演習テキスト
· · · · ·
市場縮小傾向の事務機器…業界再編の動き高まる、コニカミノルタと富士フイルムBIが連携へ
事務機器(OA)業界の再編に向けた動きが高まっている。コニカミノルタと富士フイルムビジネスイノベーション(BI)が、複合機やプリンター分野で業務提携に向けた協議に乗り出した。コロナ禍で定着したリモートワークや在宅勤務、それに伴うペーパーレス化の加速などを背景にOA市場は縮小傾向にある。リコーと東芝テックも協業を進めており、OA各社の生き残りをかけた模索が続きそうだ。(新庄悠)
コニカミノルタ・富士フイルムBI 原材料・部材調達で連携
「当然の成り行き。今後、業界再編はさらに進むだろう」。印刷関連機器を手がける中小企業トップは、コニカミノルタと富士フイルムBIの動きをこう受け止める。一方で、ある複合機メーカーやトナー素材を手がける化学メーカーは「この2社が提携に向かうとは意外だった」と明かす。
ビジネス機械・情報システム産業協会(JBMIA)によると、2023年の複写機・複合機の出荷額は前年比3・5%減の8076億円だった。コロナ禍の落ち込みからは脱したものの、18―19年の水準には届いていない。07年の1兆590億円を最後に、それ以降は1兆円を割り込み、縮小傾向が続く。
· · · · ·
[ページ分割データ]
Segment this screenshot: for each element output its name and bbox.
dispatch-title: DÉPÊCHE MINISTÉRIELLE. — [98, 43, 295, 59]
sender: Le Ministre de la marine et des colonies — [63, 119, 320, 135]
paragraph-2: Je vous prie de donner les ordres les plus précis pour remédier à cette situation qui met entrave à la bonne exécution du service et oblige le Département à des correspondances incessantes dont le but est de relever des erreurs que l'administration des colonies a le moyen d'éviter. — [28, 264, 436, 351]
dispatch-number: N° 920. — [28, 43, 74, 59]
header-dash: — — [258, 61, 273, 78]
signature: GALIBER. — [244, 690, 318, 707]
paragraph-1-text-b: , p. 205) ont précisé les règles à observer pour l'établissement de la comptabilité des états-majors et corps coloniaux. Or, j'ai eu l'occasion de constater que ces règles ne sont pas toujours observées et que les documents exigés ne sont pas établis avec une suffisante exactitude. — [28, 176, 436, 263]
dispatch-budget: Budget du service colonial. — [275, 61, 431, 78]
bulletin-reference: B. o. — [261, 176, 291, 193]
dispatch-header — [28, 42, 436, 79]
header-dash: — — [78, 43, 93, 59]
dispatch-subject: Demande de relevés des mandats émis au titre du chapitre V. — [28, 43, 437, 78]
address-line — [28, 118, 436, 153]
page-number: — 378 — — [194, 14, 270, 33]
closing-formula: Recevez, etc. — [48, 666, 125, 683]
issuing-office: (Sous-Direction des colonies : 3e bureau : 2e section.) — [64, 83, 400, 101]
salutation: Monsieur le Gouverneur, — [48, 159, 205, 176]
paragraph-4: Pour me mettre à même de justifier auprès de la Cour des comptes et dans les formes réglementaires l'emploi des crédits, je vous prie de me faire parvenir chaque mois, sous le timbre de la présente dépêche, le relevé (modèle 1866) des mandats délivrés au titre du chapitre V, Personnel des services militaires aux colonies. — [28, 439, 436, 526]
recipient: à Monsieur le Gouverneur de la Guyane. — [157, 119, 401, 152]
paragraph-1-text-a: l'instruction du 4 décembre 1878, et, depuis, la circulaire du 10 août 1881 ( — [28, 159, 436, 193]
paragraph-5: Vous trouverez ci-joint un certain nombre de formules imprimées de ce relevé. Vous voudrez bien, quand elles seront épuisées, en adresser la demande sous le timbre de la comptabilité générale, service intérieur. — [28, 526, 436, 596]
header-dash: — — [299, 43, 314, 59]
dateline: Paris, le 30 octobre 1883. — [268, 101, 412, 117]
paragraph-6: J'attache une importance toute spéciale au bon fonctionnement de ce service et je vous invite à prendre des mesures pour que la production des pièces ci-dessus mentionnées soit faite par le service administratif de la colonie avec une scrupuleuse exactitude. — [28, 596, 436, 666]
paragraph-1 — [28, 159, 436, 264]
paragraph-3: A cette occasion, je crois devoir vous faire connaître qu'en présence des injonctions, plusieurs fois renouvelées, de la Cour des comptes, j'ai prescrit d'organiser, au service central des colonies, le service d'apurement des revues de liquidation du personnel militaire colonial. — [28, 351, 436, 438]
· · · · ·
課題
a) 演習テキストの内容を2文でまとめてください。
b) 演習テキストでは、OA市場が縮小傾向にある背景として何が挙げられていますか。1〜2文で説明してください。
c) 演習テキストの「市場縮小傾向の事務機器…業界」から「うとは意外だった」と明かす。」までを、「協議」を「交渉」に入れ替えて書き直してください。

解答
a) コニカミノルタと富士フイルムBIが複合機やプリンター分野で業務提携に向けた協議を始め、事務機器(OA)業界で再編に向けた動きが高まっている。リモートワークやペーパーレス化の加速を背景にOA市場は縮小傾向にあり、2023年の複写機・複合機の出荷額は前年比3・5%減の8076億円だった。

b) コロナ禍で定着したリモートワークや在宅勤務が背景にある。それに伴うペーパーレス化の加速も挙げられている。

c)
市場縮小傾向の事務機器…業界再編の動き高まる、コニカミノルタと富士フイルムBIが連携へ
事務機器(OA)業界の再編に向けた動きが高まっている。コニカミノルタと富士フイルムビジネスイノベーション(BI)が、複合機やプリンター分野で業務提携に向けた交渉に乗り出した。コロナ禍で定着したリモートワークや在宅勤務、それに伴うペーパーレス化の加速などを背景にOA市場は縮小傾向にある。リコーと東芝テックも協業を進めており、OA各社の生き残りをかけた模索が続きそうだ。(新庄悠)
コニカミノルタ・富士フイルムBI 原材料・部材調達で連携
「当然の成り行き。今後、業界再編はさらに進むだろう」。印刷関連機器を手がける中小企業トップは、コニカミノルタと富士フイルムBIの動きをこう受け止める。一方で、ある複合機メーカーやトナー素材を手がける化学メーカーは「この2社が提携に向かうとは意外だった」と明かす。